* [TASK DIRECTIONS]: Could you print all the entries below exactly as they appear, omitting the pictures?

* [RECORDS SHOWN]:
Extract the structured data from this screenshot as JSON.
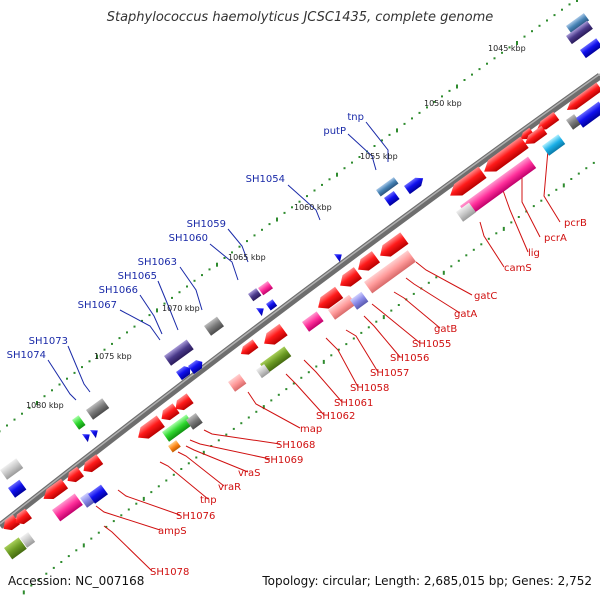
{
  "title": "Staphylococcus haemolyticus JCSC1435, complete genome",
  "accession": "Accession: NC_007168",
  "topology": "Topology: circular; Length: 2,685,015 bp; Genes: 2,752",
  "colors": {
    "backbone": "#6e6e6e",
    "tick": "#2e8b2e",
    "label_plus": "#1a2aa8",
    "label_minus": "#d01010",
    "red": "#ff1a1a",
    "blue": "#1010ee",
    "gray": "#7a7a7a",
    "pink": "#ff2e9a",
    "green": "#6b9a22"
  },
  "kbp_labels": [
    "1045 kbp",
    "1050 kbp",
    "1055 kbp",
    "1060 kbp",
    "1065 kbp",
    "1070 kbp",
    "1075 kbp",
    "1080 kbp"
  ],
  "plus_genes": [
    "tnp",
    "putP",
    "SH1054",
    "SH1059",
    "SH1060",
    "SH1063",
    "SH1065",
    "SH1066",
    "SH1067",
    "SH1073",
    "SH1074"
  ],
  "minus_genes": [
    "pcrB",
    "pcrA",
    "lig",
    "camS",
    "gatC",
    "gatA",
    "gatB",
    "SH1055",
    "SH1056",
    "SH1057",
    "SH1058",
    "SH1061",
    "SH1062",
    "map",
    "SH1068",
    "SH1069",
    "vraS",
    "vraR",
    "tnp",
    "SH1076",
    "ampS",
    "SH1078"
  ]
}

* [OUTPUT]:
Extract the structured data from this screenshot as JSON.
{
  "title": "Staphylococcus haemolyticus JCSC1435, complete genome",
  "accession": "Accession: NC_007168",
  "topology": "Topology: circular; Length: 2,685,015 bp; Genes: 2,752",
  "colors": {
    "backbone": "#6e6e6e",
    "tick": "#2e8b2e",
    "label_plus": "#1a2aa8",
    "label_minus": "#d01010",
    "red": "#ff1a1a",
    "blue": "#1010ee",
    "gray": "#7a7a7a",
    "pink": "#ff2e9a",
    "green": "#6b9a22"
  },
  "kbp_labels": [
    "1045 kbp",
    "1050 kbp",
    "1055 kbp",
    "1060 kbp",
    "1065 kbp",
    "1070 kbp",
    "1075 kbp",
    "1080 kbp"
  ],
  "plus_genes": [
    "tnp",
    "putP",
    "SH1054",
    "SH1059",
    "SH1060",
    "SH1063",
    "SH1065",
    "SH1066",
    "SH1067",
    "SH1073",
    "SH1074"
  ],
  "minus_genes": [
    "pcrB",
    "pcrA",
    "lig",
    "camS",
    "gatC",
    "gatA",
    "gatB",
    "SH1055",
    "SH1056",
    "SH1057",
    "SH1058",
    "SH1061",
    "SH1062",
    "map",
    "SH1068",
    "SH1069",
    "vraS",
    "vraR",
    "tnp",
    "SH1076",
    "ampS",
    "SH1078"
  ]
}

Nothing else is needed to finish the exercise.